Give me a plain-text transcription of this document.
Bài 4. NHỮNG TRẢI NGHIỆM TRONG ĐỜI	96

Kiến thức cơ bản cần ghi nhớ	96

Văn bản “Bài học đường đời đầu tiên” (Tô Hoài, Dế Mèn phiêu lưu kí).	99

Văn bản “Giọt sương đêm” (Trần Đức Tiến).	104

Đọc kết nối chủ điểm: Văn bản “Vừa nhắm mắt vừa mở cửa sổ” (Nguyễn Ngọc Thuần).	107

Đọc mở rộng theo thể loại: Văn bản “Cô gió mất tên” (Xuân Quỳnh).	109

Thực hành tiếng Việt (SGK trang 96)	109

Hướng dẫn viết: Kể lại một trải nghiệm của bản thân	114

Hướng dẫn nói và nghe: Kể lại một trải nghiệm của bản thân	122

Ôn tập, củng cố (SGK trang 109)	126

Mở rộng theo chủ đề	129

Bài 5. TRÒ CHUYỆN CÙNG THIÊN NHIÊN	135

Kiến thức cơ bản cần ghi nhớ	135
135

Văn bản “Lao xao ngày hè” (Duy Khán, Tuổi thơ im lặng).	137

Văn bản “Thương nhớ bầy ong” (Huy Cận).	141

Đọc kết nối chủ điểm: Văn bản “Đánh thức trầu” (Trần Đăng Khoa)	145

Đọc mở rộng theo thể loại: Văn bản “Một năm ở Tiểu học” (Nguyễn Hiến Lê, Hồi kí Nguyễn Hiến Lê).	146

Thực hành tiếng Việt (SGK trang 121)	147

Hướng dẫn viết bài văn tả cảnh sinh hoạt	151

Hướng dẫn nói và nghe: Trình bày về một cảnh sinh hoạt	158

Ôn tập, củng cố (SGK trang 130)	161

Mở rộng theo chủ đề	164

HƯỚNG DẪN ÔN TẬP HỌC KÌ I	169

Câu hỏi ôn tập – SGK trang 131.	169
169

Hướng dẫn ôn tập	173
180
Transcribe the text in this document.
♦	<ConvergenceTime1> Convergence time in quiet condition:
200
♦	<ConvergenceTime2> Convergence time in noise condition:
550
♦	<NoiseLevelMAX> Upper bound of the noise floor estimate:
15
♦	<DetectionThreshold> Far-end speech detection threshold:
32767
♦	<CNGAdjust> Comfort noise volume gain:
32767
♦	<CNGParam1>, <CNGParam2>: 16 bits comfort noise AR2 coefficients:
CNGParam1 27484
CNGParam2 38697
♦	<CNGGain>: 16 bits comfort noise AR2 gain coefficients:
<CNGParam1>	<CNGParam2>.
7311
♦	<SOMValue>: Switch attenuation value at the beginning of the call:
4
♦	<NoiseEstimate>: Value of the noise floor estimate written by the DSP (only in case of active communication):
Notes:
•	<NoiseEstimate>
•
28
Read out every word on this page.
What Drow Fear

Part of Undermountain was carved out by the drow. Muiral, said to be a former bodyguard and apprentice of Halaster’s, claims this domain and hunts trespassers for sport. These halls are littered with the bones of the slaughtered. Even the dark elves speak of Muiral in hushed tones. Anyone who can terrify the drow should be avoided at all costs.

#### INSTRUCTIONS TO FOLLOW:
All lines from the line containing "Read out every word on this page." through the end of the listing above are to be duplicated exactly; include both ends and nothing further.

#### TASK ANSWER:
Read out every word on this page.
What Drow Fear

Part of Undermountain was carved out by the drow. Muiral, said to be a former bodyguard and apprentice of Halaster’s, claims this domain and hunts trespassers for sport. These halls are littered with the bones of the slaughtered. Even the dark elves speak of Muiral in hushed tones. Anyone who can terrify the drow should be avoided at all costs.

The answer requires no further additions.